- [Task prompt] Transcribe the records exactly. Pictures do not belong in the transcription.

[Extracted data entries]

┄┄┄┄┄┄

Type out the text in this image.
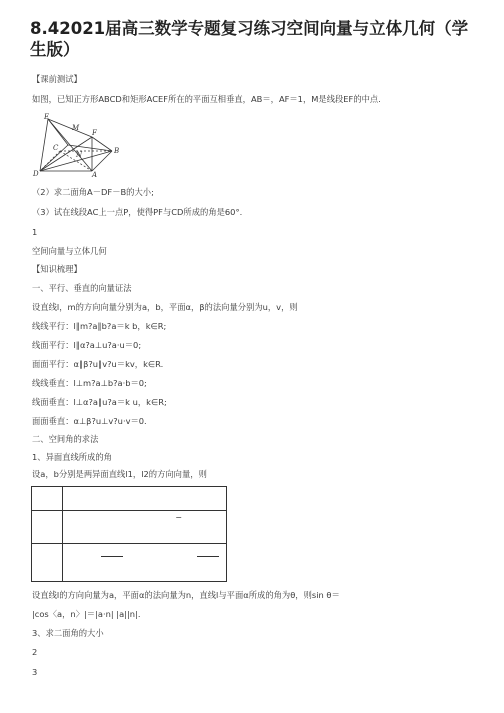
8.42021届高三数学专题复习练习空间向量与立体几何（学生版）
【课前测试】
如图，已知正方形ABCD和矩形ACEF所在的平面互相垂直，AB＝，AF＝1，M是线段EF的中点.
E
M
F
C
N	B
D	A
（2）求二面角A－DF－B的大小;
（3）试在线段AC上一点P，使得PF与CD所成的角是60°.
1
空间向量与立体几何
【知识梳理】
一、平行、垂直的向量证法
设直线l，m的方向向量分别为a，b，平面α，β的法向量分别为u，v，则
线线平行：l∥m?a∥b?a＝k b，k∈R;
线面平行：l∥α?a⊥u?a·u＝0;
面面平行：α∥β?u∥v?u＝kv，k∈R.
线线垂直：l⊥m?a⊥b?a·b＝0;
线面垂直：l⊥α?a∥u?a＝k u，k∈R;
面面垂直：α⊥β?u⊥v?u·v＝0.
二、空间角的求法
1、异面直线所成的角
设a，b分别是两异面直线l1，l2的方向向量，则

	−

设直线l的方向向量为a，平面α的法向量为n，直线l与平面α所成的角为θ，则sin θ＝
|cos〈a，n〉|＝|a·n| |a||n|.
3、求二面角的大小
2
3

┄┄┄┄┄┄

- [Exercise response]
Type out the text in this image.
8.42021届高三数学专题复习练习空间向量与立体几何（学生版）
【课前测试】
如图，已知正方形ABCD和矩形ACEF所在的平面互相垂直，AB＝，AF＝1，M是线段EF的中点.
E
M
F
C
N	B
D	A
（2）求二面角A－DF－B的大小;
（3）试在线段AC上一点P，使得PF与CD所成的角是60°.
1
空间向量与立体几何
【知识梳理】
一、平行、垂直的向量证法
设直线l，m的方向向量分别为a，b，平面α，β的法向量分别为u，v，则
线线平行：l∥m?a∥b?a＝k b，k∈R;
线面平行：l∥α?a⊥u?a·u＝0;
面面平行：α∥β?u∥v?u＝kv，k∈R.
线线垂直：l⊥m?a⊥b?a·b＝0;
线面垂直：l⊥α?a∥u?a＝k u，k∈R;
面面垂直：α⊥β?u⊥v?u·v＝0.
二、空间角的求法
1、异面直线所成的角
设a，b分别是两异面直线l1，l2的方向向量，则

	−

设直线l的方向向量为a，平面α的法向量为n，直线l与平面α所成的角为θ，则sin θ＝
|cos〈a，n〉|＝|a·n| |a||n|.
3、求二面角的大小
2
3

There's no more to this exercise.